(A block of data)
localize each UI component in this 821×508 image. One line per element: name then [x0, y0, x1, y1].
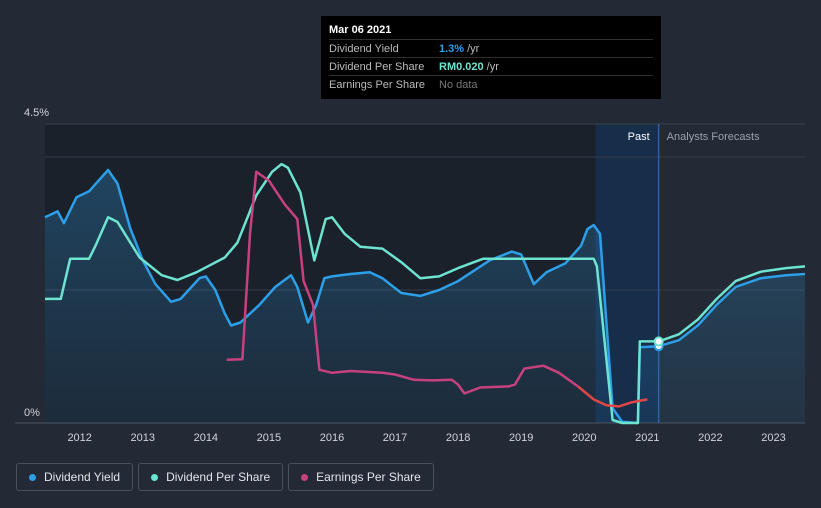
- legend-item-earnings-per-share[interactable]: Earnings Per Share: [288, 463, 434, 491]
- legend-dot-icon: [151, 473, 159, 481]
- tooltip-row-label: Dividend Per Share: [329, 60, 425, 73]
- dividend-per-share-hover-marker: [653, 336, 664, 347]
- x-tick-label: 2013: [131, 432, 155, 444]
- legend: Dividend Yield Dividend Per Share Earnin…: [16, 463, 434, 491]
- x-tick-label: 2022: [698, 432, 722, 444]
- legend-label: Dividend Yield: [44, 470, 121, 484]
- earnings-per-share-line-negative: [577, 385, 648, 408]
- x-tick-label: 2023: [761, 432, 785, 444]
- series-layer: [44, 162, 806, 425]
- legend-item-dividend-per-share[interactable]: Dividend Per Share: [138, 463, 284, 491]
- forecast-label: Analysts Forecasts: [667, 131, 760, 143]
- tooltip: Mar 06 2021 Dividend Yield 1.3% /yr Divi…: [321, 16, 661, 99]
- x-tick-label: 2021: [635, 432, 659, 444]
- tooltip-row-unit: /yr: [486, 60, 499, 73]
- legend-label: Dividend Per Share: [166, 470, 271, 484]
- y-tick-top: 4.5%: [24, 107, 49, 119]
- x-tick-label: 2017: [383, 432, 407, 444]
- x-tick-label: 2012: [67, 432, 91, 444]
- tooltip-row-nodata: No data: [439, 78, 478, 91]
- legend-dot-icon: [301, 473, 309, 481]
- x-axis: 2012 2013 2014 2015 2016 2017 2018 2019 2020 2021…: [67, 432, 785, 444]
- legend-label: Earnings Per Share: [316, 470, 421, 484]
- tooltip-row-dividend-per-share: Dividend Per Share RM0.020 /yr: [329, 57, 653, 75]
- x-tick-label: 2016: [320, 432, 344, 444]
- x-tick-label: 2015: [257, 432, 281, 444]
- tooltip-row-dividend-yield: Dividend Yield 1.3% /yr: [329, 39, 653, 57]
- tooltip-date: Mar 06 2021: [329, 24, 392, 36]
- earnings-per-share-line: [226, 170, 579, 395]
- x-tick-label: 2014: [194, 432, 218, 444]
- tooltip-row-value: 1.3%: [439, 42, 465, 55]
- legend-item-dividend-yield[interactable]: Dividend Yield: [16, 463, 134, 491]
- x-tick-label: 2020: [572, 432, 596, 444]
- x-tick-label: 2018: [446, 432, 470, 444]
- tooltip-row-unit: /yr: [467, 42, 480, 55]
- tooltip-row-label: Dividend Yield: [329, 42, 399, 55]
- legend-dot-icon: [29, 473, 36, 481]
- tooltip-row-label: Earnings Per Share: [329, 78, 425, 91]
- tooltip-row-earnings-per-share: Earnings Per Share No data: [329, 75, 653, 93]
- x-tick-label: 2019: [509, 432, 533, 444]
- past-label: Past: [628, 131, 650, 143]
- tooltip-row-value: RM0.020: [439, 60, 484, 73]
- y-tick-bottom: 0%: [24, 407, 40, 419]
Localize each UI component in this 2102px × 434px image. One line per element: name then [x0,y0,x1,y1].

> [Written problem] List every line of the records that contains the word "image".

> [Solution below]
localize each UI component in this 821×508 image. One line per element: name then [x0, y0, x1, y1].
Localize each UI component in this 2102px × 434px image. One line per element: name then [x0,y0,x1,y1].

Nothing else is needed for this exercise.